-- start of Data entries --

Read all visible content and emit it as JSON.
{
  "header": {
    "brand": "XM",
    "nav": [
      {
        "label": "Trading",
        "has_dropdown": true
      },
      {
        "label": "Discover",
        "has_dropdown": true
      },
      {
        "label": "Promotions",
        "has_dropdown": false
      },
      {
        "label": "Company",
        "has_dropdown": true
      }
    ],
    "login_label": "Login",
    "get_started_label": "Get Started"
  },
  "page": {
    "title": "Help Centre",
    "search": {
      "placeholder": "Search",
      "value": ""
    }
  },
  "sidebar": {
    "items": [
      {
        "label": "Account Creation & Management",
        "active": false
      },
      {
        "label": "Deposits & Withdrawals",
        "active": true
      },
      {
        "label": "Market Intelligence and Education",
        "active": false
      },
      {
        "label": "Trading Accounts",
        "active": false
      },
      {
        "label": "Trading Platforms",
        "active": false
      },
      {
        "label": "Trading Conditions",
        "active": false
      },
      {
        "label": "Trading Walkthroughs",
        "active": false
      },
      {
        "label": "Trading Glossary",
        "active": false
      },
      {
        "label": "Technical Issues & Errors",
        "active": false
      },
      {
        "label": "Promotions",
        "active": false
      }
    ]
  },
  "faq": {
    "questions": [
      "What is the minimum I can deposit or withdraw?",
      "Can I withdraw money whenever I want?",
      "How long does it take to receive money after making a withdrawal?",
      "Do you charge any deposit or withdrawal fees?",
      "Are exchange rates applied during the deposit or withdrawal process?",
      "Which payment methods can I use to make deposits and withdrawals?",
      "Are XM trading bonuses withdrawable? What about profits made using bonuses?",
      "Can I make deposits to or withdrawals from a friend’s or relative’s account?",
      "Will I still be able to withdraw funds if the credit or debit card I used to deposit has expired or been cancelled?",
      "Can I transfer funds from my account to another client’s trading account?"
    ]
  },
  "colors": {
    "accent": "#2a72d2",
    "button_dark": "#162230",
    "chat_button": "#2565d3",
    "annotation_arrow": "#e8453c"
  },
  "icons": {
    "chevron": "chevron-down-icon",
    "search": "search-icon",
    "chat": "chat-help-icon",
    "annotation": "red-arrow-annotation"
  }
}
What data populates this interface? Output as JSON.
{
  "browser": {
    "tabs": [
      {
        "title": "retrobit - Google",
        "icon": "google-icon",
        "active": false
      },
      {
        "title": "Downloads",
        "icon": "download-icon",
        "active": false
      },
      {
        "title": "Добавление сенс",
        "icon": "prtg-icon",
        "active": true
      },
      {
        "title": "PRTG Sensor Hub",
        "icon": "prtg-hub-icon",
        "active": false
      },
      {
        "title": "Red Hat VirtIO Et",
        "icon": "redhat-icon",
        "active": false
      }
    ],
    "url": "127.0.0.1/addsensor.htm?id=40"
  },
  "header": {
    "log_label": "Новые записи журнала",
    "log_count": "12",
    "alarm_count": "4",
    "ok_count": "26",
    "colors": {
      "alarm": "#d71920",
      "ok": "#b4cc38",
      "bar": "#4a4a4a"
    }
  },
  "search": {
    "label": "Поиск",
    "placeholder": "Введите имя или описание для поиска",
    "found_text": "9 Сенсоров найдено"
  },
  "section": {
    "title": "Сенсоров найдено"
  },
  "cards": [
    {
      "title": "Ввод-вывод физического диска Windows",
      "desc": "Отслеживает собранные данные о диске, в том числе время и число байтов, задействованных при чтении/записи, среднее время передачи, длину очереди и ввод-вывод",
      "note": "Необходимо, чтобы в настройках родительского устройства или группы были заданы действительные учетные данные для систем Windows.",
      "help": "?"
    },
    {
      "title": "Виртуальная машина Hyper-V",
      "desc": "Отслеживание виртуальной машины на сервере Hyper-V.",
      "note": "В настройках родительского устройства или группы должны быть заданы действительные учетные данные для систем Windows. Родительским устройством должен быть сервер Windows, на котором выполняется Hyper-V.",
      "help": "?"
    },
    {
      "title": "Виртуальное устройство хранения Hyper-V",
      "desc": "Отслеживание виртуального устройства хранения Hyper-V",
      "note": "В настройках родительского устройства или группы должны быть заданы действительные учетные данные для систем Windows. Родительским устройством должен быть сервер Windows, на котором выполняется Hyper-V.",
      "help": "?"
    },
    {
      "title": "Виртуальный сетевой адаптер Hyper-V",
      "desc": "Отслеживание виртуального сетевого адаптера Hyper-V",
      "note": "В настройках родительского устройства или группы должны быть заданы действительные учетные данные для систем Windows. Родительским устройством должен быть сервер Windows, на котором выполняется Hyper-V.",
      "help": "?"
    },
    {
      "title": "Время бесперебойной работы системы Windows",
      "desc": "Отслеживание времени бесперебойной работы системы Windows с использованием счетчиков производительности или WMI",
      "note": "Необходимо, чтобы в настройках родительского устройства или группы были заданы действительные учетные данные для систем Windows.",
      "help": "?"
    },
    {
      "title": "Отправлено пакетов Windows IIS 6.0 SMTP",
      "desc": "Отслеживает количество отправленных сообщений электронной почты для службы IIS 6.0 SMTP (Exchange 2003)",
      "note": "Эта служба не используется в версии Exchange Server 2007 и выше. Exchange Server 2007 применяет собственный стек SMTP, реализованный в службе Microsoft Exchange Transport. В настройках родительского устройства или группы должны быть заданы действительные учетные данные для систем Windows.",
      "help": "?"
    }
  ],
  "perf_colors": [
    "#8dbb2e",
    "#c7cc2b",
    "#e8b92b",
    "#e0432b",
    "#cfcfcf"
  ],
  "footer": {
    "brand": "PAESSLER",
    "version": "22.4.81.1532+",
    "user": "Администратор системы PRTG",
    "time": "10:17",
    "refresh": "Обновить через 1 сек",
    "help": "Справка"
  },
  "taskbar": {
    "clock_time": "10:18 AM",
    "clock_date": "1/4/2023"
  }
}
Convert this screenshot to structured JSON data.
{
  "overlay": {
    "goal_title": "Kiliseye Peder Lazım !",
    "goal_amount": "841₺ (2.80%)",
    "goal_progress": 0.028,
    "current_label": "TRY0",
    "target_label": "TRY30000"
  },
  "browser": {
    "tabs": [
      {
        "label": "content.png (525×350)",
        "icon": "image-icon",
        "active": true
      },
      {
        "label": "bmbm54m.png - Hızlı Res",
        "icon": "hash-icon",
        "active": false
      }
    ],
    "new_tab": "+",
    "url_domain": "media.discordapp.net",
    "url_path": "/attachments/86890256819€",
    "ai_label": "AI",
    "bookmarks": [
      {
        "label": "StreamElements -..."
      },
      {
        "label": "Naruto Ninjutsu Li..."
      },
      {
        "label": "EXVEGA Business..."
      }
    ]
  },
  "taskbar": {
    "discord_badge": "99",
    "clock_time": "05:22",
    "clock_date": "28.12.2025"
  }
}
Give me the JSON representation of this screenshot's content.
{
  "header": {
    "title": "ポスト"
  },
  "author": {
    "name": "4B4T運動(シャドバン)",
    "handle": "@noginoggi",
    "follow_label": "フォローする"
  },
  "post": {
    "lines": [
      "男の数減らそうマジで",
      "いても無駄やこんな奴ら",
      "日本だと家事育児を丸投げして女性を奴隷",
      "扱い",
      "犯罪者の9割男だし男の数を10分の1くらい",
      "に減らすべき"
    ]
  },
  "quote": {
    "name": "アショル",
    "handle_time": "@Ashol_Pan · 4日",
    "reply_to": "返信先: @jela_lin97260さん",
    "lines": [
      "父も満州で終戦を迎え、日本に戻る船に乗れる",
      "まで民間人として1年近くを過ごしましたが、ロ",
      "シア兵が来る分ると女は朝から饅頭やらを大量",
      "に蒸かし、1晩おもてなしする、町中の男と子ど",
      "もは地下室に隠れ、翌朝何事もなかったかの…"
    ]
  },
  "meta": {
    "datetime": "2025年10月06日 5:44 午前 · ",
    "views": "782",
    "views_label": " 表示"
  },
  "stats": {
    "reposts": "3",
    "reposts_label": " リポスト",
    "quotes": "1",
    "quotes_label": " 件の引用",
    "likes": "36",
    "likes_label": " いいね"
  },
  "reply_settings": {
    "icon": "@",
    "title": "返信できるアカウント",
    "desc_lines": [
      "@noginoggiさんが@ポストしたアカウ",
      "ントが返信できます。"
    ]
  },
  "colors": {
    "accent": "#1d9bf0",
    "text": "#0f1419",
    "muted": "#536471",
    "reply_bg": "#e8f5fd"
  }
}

-- end of Data entries --

Copy all lines from the material that include "this".

What data populates this interface? Output as JSON.
Convert this screenshot to structured JSON data.
Give me the JSON representation of this screenshot's content.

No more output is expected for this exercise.